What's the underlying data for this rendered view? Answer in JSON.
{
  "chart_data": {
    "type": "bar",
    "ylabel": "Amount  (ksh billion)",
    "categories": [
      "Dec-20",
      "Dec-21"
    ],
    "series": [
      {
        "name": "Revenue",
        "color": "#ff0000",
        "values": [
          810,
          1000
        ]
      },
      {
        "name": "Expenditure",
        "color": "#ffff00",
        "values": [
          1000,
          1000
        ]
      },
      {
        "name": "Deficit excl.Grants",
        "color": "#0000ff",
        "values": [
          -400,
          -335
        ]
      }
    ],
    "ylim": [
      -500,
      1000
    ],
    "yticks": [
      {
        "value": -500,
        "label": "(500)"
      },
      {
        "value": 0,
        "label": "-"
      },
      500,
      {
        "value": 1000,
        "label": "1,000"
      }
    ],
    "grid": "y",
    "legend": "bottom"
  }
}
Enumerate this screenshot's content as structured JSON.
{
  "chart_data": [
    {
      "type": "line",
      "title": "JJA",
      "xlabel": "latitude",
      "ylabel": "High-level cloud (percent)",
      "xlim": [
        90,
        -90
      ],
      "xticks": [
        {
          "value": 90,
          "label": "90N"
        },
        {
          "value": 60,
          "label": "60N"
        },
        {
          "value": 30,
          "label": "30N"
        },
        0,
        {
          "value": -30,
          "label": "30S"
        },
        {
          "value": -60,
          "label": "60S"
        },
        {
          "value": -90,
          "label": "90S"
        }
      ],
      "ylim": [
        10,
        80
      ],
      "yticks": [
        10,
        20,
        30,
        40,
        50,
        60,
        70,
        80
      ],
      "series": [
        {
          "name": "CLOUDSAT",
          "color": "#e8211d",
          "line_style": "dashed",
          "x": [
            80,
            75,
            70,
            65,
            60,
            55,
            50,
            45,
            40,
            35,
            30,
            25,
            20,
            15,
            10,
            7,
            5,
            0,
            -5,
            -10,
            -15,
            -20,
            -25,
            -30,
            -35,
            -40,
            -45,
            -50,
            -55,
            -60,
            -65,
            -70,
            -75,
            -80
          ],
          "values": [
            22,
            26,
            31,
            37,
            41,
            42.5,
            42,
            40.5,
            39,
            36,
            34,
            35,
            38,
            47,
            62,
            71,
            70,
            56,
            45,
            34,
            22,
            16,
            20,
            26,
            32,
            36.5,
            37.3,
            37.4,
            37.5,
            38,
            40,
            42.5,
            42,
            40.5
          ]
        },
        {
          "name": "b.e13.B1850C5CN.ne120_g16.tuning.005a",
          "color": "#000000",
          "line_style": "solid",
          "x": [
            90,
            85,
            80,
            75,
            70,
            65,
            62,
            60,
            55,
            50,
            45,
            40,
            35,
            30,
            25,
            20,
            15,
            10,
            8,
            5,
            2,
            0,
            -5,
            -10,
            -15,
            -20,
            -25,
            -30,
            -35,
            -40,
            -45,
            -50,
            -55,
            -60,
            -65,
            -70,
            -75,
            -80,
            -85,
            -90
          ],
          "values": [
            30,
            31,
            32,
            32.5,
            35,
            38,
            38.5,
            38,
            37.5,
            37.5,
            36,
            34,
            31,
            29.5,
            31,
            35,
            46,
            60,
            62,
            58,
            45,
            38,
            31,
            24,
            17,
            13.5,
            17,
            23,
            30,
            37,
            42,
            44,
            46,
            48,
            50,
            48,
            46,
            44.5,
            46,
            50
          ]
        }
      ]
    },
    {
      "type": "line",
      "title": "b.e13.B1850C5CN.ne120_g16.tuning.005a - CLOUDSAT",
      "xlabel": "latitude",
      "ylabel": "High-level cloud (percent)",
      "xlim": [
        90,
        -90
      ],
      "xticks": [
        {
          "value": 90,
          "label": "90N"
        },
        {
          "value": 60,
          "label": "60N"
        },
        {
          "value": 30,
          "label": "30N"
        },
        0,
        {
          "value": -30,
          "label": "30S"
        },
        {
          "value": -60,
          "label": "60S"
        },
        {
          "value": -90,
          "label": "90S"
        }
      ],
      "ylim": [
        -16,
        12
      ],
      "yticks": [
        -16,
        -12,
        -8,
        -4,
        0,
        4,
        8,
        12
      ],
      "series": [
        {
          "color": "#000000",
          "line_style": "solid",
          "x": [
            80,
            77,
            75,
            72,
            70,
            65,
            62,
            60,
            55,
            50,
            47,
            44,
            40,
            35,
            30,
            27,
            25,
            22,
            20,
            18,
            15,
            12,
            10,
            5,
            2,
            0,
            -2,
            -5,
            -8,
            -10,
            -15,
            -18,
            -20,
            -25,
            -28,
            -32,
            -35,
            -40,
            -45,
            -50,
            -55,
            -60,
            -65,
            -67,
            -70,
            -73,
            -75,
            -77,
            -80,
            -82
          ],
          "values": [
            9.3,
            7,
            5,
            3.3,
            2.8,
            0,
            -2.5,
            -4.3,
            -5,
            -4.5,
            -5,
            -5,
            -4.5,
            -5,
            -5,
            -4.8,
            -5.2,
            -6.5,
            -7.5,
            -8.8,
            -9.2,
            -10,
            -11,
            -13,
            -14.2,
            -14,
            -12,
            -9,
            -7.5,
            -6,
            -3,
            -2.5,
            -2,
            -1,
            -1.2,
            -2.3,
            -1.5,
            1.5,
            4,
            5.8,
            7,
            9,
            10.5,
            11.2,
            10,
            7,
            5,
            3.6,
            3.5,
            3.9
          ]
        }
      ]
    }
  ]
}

(OBJECTIVE) Set all of the entries down again, exactly as they were given.

(WRITTEN RESPONSE)
What's the underlying data for this rendered view? Answer in JSON.
{
  "chart_data": {
    "type": "bar",
    "ylabel": "Amount  (ksh billion)",
    "categories": [
      "Dec-20",
      "Dec-21"
    ],
    "series": [
      {
        "name": "Revenue",
        "color": "#ff0000",
        "values": [
          810,
          1000
        ]
      },
      {
        "name": "Expenditure",
        "color": "#ffff00",
        "values": [
          1000,
          1000
        ]
      },
      {
        "name": "Deficit excl.Grants",
        "color": "#0000ff",
        "values": [
          -400,
          -335
        ]
      }
    ],
    "ylim": [
      -500,
      1000
    ],
    "yticks": [
      {
        "value": -500,
        "label": "(500)"
      },
      {
        "value": 0,
        "label": "-"
      },
      500,
      {
        "value": 1000,
        "label": "1,000"
      }
    ],
    "grid": "y",
    "legend": "bottom"
  }
}
Enumerate this screenshot's content as structured JSON.
{
  "chart_data": [
    {
      "type": "line",
      "title": "JJA",
      "xlabel": "latitude",
      "ylabel": "High-level cloud (percent)",
      "xlim": [
        90,
        -90
      ],
      "xticks": [
        {
          "value": 90,
          "label": "90N"
        },
        {
          "value": 60,
          "label": "60N"
        },
        {
          "value": 30,
          "label": "30N"
        },
        0,
        {
          "value": -30,
          "label": "30S"
        },
        {
          "value": -60,
          "label": "60S"
        },
        {
          "value": -90,
          "label": "90S"
        }
      ],
      "ylim": [
        10,
        80
      ],
      "yticks": [
        10,
        20,
        30,
        40,
        50,
        60,
        70,
        80
      ],
      "series": [
        {
          "name": "CLOUDSAT",
          "color": "#e8211d",
          "line_style": "dashed",
          "x": [
            80,
            75,
            70,
            65,
            60,
            55,
            50,
            45,
            40,
            35,
            30,
            25,
            20,
            15,
            10,
            7,
            5,
            0,
            -5,
            -10,
            -15,
            -20,
            -25,
            -30,
            -35,
            -40,
            -45,
            -50,
            -55,
            -60,
            -65,
            -70,
            -75,
            -80
          ],
          "values": [
            22,
            26,
            31,
            37,
            41,
            42.5,
            42,
            40.5,
            39,
            36,
            34,
            35,
            38,
            47,
            62,
            71,
            70,
            56,
            45,
            34,
            22,
            16,
            20,
            26,
            32,
            36.5,
            37.3,
            37.4,
            37.5,
            38,
            40,
            42.5,
            42,
            40.5
          ]
        },
        {
          "name": "b.e13.B1850C5CN.ne120_g16.tuning.005a",
          "color": "#000000",
          "line_style": "solid",
          "x": [
            90,
            85,
            80,
            75,
            70,
            65,
            62,
            60,
            55,
            50,
            45,
            40,
            35,
            30,
            25,
            20,
            15,
            10,
            8,
            5,
            2,
            0,
            -5,
            -10,
            -15,
            -20,
            -25,
            -30,
            -35,
            -40,
            -45,
            -50,
            -55,
            -60,
            -65,
            -70,
            -75,
            -80,
            -85,
            -90
          ],
          "values": [
            30,
            31,
            32,
            32.5,
            35,
            38,
            38.5,
            38,
            37.5,
            37.5,
            36,
            34,
            31,
            29.5,
            31,
            35,
            46,
            60,
            62,
            58,
            45,
            38,
            31,
            24,
            17,
            13.5,
            17,
            23,
            30,
            37,
            42,
            44,
            46,
            48,
            50,
            48,
            46,
            44.5,
            46,
            50
          ]
        }
      ]
    },
    {
      "type": "line",
      "title": "b.e13.B1850C5CN.ne120_g16.tuning.005a - CLOUDSAT",
      "xlabel": "latitude",
      "ylabel": "High-level cloud (percent)",
      "xlim": [
        90,
        -90
      ],
      "xticks": [
        {
          "value": 90,
          "label": "90N"
        },
        {
          "value": 60,
          "label": "60N"
        },
        {
          "value": 30,
          "label": "30N"
        },
        0,
        {
          "value": -30,
          "label": "30S"
        },
        {
          "value": -60,
          "label": "60S"
        },
        {
          "value": -90,
          "label": "90S"
        }
      ],
      "ylim": [
        -16,
        12
      ],
      "yticks": [
        -16,
        -12,
        -8,
        -4,
        0,
        4,
        8,
        12
      ],
      "series": [
        {
          "color": "#000000",
          "line_style": "solid",
          "x": [
            80,
            77,
            75,
            72,
            70,
            65,
            62,
            60,
            55,
            50,
            47,
            44,
            40,
            35,
            30,
            27,
            25,
            22,
            20,
            18,
            15,
            12,
            10,
            5,
            2,
            0,
            -2,
            -5,
            -8,
            -10,
            -15,
            -18,
            -20,
            -25,
            -28,
            -32,
            -35,
            -40,
            -45,
            -50,
            -55,
            -60,
            -65,
            -67,
            -70,
            -73,
            -75,
            -77,
            -80,
            -82
          ],
          "values": [
            9.3,
            7,
            5,
            3.3,
            2.8,
            0,
            -2.5,
            -4.3,
            -5,
            -4.5,
            -5,
            -5,
            -4.5,
            -5,
            -5,
            -4.8,
            -5.2,
            -6.5,
            -7.5,
            -8.8,
            -9.2,
            -10,
            -11,
            -13,
            -14.2,
            -14,
            -12,
            -9,
            -7.5,
            -6,
            -3,
            -2.5,
            -2,
            -1,
            -1.2,
            -2.3,
            -1.5,
            1.5,
            4,
            5.8,
            7,
            9,
            10.5,
            11.2,
            10,
            7,
            5,
            3.6,
            3.5,
            3.9
          ]
        }
      ]
    }
  ]
}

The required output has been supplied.